Extracted data entries
·····
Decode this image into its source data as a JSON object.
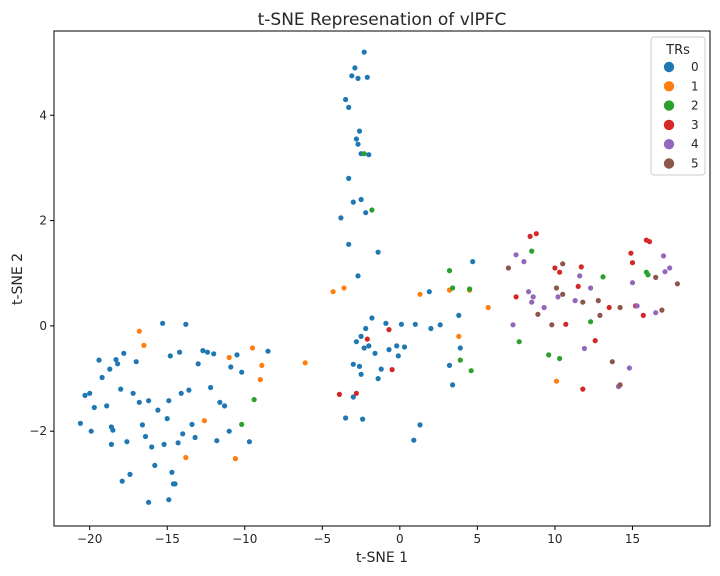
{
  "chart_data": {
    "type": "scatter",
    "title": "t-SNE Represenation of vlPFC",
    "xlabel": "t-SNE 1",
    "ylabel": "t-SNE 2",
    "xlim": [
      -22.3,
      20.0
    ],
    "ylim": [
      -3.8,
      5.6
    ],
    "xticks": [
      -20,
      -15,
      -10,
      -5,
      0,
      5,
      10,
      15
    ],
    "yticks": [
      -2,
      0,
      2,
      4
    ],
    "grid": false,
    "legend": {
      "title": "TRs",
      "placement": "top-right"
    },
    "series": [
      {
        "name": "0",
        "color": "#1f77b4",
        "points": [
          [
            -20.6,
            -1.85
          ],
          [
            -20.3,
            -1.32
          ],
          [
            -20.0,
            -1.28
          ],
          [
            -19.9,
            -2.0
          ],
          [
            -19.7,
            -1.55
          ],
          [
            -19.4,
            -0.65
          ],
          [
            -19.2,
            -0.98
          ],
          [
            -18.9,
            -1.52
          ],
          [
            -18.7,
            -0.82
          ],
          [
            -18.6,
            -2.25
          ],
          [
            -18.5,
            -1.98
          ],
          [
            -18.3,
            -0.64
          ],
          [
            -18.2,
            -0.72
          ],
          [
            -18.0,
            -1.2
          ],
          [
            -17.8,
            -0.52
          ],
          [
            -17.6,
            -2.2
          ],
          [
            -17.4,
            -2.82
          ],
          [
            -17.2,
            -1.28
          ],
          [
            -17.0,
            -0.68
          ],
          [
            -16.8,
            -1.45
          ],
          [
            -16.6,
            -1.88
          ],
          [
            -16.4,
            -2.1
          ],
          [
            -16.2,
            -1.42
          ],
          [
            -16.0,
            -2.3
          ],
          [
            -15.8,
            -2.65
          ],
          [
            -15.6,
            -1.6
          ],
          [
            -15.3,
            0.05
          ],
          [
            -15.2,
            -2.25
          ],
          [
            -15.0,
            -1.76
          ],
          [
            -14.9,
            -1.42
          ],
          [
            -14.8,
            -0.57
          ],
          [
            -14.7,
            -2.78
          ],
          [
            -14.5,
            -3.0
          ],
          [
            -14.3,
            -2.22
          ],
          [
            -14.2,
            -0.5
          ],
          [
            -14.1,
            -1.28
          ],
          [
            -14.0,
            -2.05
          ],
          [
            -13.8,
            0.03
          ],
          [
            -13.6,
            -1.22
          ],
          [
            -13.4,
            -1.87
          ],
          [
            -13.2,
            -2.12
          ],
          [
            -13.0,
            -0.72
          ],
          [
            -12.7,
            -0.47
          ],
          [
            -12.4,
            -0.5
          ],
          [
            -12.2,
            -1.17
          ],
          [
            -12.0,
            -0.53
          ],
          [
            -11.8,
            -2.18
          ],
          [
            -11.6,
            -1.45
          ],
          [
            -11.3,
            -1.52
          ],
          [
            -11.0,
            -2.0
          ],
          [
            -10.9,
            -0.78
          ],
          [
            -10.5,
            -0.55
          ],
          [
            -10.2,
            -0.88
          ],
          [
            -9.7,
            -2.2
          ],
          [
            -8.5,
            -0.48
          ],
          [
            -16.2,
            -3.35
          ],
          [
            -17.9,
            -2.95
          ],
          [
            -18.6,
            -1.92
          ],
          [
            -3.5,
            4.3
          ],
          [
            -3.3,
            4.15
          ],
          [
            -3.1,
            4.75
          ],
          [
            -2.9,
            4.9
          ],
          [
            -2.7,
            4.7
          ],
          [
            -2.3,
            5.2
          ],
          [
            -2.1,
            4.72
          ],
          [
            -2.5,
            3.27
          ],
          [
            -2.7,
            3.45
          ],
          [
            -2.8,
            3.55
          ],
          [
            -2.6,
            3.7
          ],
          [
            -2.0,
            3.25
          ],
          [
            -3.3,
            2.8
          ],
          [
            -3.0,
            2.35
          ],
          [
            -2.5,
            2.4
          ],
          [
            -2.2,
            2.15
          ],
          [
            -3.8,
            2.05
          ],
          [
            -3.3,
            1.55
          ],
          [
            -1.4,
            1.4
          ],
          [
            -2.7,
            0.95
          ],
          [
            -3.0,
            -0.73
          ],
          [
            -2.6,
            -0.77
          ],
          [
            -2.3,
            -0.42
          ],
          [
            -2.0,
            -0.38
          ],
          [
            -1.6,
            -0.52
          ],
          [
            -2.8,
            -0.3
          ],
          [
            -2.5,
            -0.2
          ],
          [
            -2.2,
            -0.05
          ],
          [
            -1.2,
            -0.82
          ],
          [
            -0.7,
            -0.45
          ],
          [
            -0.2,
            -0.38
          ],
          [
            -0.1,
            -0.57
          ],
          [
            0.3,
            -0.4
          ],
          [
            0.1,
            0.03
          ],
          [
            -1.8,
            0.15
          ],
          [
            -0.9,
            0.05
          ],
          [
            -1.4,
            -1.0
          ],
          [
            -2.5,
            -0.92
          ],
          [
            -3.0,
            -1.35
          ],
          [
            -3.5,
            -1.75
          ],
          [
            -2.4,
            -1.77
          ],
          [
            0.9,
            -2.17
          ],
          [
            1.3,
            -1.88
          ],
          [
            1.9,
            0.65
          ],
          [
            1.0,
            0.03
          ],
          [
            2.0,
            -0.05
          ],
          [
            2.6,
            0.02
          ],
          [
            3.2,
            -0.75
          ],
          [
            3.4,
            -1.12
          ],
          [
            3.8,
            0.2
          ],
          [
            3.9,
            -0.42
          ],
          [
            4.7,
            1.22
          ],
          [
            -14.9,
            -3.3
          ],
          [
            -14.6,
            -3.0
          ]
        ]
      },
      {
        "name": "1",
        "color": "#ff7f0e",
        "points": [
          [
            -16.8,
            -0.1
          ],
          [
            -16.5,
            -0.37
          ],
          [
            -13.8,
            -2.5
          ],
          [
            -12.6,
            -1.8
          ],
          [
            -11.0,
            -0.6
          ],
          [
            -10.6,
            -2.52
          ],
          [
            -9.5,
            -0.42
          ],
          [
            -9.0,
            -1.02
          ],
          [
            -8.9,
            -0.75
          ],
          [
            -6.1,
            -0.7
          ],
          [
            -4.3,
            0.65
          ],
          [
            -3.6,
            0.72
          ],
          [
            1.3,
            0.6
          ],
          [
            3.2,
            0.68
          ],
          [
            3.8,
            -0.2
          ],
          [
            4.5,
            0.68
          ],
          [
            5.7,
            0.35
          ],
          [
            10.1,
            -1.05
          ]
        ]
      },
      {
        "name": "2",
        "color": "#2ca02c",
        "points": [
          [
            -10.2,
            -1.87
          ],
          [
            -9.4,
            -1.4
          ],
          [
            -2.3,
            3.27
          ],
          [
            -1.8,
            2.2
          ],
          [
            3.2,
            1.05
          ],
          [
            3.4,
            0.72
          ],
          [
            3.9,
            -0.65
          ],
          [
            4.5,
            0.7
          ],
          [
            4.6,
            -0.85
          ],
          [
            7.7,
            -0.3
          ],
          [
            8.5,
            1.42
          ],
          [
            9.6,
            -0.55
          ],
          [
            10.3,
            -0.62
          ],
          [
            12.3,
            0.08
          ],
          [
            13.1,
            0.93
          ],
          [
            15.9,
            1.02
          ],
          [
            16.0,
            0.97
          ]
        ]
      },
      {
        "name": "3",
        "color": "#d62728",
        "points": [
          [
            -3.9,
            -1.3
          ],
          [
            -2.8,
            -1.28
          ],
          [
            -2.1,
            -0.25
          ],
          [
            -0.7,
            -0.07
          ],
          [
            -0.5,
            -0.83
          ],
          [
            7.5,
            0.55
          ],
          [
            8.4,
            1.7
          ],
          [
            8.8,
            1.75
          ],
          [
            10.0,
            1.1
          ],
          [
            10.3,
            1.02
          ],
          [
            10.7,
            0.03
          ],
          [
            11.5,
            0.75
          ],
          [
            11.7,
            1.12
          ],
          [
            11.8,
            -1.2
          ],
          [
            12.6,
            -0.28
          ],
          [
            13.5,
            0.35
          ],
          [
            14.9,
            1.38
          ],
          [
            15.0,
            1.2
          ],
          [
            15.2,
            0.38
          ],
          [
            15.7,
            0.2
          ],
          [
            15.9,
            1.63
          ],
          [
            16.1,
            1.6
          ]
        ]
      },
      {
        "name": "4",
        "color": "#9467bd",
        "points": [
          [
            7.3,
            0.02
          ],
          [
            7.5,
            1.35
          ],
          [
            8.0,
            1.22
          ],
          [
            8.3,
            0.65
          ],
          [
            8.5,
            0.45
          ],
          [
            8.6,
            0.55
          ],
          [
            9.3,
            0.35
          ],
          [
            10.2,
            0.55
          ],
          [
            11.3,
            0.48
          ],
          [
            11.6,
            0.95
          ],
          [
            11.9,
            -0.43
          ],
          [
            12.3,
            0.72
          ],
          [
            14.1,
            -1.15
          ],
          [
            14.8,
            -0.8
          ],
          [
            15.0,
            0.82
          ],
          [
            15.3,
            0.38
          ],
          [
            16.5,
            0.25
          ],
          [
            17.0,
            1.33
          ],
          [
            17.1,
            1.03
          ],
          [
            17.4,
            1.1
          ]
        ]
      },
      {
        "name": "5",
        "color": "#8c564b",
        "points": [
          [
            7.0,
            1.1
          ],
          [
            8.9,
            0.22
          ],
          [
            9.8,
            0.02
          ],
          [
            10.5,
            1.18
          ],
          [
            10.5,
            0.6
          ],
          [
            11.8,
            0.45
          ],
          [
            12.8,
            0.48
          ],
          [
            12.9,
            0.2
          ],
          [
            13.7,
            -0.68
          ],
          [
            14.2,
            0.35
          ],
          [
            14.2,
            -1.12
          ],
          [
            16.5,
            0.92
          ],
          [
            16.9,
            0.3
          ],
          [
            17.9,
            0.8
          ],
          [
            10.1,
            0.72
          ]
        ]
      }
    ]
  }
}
·····
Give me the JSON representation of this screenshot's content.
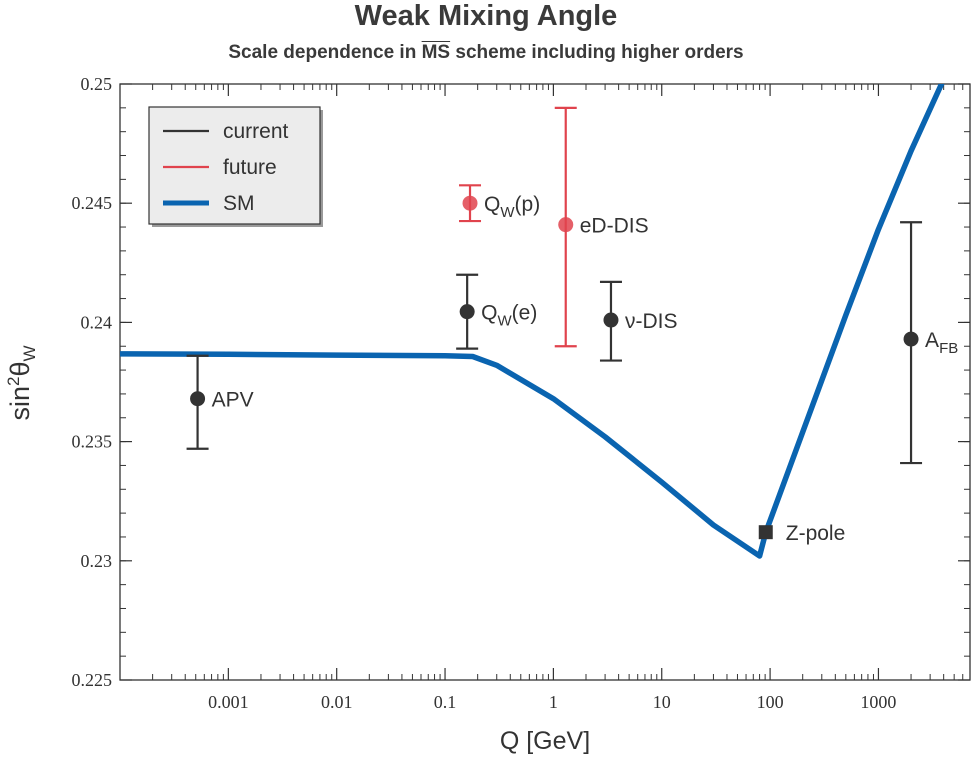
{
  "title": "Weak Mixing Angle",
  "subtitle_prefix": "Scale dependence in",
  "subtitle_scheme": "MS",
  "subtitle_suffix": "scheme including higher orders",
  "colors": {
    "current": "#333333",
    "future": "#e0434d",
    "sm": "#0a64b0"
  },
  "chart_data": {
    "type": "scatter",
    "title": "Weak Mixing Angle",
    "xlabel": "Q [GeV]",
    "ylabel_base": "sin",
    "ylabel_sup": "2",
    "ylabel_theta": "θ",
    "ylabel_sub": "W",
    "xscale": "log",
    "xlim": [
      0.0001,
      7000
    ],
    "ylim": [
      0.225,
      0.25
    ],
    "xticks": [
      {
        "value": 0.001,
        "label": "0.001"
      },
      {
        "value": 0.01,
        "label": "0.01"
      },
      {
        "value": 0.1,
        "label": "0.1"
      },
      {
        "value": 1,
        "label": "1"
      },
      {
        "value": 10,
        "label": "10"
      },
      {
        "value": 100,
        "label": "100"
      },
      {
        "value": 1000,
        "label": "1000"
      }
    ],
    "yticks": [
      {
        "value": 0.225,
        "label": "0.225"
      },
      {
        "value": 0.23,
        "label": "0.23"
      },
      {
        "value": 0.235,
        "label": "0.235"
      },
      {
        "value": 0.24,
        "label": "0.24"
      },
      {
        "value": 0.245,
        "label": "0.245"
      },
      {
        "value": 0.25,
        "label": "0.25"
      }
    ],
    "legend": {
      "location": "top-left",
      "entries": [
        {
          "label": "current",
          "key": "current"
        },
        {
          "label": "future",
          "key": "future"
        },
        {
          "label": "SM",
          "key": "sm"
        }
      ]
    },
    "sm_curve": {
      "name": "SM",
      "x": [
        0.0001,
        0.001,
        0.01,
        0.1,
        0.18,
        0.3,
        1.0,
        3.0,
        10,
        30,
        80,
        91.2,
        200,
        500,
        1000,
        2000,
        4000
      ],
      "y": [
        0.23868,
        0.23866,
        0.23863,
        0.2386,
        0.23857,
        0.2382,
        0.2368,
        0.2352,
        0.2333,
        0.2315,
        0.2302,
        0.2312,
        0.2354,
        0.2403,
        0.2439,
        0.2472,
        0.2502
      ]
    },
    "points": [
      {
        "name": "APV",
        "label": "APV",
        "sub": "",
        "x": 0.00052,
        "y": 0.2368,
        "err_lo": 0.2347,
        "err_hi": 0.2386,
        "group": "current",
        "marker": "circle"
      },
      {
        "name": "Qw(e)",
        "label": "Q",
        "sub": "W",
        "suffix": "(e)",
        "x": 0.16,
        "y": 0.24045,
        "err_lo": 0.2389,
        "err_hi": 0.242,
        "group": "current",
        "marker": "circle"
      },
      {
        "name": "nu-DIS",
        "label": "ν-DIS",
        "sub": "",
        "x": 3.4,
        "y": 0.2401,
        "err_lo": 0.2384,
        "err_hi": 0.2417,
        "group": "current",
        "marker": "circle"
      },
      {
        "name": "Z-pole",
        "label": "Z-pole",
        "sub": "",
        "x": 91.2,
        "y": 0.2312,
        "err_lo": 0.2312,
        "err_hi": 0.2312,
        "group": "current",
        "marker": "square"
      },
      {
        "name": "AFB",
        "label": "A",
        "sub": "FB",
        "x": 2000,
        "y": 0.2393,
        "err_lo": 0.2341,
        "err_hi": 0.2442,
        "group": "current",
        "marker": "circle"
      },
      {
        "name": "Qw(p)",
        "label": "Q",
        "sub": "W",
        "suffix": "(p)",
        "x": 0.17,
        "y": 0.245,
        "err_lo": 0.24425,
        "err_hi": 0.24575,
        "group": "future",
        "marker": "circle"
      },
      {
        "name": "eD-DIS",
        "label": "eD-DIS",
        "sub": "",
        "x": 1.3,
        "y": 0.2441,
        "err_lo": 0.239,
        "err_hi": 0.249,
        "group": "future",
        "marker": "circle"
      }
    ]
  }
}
·····
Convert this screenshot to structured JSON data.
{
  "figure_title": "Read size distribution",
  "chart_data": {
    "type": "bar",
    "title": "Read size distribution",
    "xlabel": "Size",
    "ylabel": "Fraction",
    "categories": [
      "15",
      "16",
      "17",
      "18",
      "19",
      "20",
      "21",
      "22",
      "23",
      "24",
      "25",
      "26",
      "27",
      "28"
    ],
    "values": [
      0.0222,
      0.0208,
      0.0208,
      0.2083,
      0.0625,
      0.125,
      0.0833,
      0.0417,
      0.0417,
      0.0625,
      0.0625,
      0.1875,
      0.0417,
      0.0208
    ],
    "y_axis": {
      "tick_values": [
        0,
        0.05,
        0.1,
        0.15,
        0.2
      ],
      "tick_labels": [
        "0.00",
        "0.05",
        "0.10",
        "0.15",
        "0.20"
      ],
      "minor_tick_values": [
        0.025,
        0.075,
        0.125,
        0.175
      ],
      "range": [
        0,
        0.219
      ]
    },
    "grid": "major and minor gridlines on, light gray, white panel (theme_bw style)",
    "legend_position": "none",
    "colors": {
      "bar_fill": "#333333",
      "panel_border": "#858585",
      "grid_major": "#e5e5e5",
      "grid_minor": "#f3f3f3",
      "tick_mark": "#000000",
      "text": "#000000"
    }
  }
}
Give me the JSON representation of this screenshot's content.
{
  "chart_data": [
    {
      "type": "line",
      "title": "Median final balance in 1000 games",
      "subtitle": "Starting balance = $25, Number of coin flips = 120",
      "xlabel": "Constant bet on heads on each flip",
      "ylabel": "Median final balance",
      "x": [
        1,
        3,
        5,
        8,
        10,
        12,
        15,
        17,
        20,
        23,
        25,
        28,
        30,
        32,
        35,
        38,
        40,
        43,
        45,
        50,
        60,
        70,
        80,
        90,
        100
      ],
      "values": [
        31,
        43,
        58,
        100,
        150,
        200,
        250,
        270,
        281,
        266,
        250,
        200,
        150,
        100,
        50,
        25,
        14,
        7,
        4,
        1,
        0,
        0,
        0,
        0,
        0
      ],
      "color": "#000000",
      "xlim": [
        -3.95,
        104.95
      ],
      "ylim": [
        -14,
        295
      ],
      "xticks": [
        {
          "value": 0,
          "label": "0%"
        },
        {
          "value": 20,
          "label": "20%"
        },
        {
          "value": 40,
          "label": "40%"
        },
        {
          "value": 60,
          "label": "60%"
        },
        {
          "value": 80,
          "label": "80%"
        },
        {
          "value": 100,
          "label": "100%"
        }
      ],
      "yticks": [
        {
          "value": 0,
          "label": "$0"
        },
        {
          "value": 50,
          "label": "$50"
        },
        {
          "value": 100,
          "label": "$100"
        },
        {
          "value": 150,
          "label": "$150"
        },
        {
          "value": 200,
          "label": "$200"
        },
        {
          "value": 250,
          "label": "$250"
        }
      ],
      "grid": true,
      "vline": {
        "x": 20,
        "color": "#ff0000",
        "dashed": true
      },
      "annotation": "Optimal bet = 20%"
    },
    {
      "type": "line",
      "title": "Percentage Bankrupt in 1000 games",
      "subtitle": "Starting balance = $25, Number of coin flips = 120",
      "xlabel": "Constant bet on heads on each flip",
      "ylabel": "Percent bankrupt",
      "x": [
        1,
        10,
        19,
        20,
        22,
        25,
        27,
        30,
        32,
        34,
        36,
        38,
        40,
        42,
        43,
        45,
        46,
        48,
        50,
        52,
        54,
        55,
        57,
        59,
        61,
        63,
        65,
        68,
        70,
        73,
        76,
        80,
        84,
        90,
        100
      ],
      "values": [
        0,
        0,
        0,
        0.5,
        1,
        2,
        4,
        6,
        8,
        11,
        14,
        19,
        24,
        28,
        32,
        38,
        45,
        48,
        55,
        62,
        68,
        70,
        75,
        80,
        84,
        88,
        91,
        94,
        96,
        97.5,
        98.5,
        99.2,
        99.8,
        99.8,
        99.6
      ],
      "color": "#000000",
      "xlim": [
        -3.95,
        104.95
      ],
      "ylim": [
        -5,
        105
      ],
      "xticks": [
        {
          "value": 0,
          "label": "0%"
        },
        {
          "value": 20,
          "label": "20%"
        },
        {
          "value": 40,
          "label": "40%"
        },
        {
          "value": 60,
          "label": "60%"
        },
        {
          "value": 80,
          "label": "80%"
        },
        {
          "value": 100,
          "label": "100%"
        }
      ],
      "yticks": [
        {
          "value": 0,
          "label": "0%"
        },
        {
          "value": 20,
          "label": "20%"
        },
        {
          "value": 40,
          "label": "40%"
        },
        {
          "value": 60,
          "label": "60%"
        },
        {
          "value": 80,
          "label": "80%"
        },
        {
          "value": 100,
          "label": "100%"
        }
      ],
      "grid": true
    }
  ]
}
·····
What the task asks
Tally how many lines in the material above hold the word "games". Write only that number.

The solution
2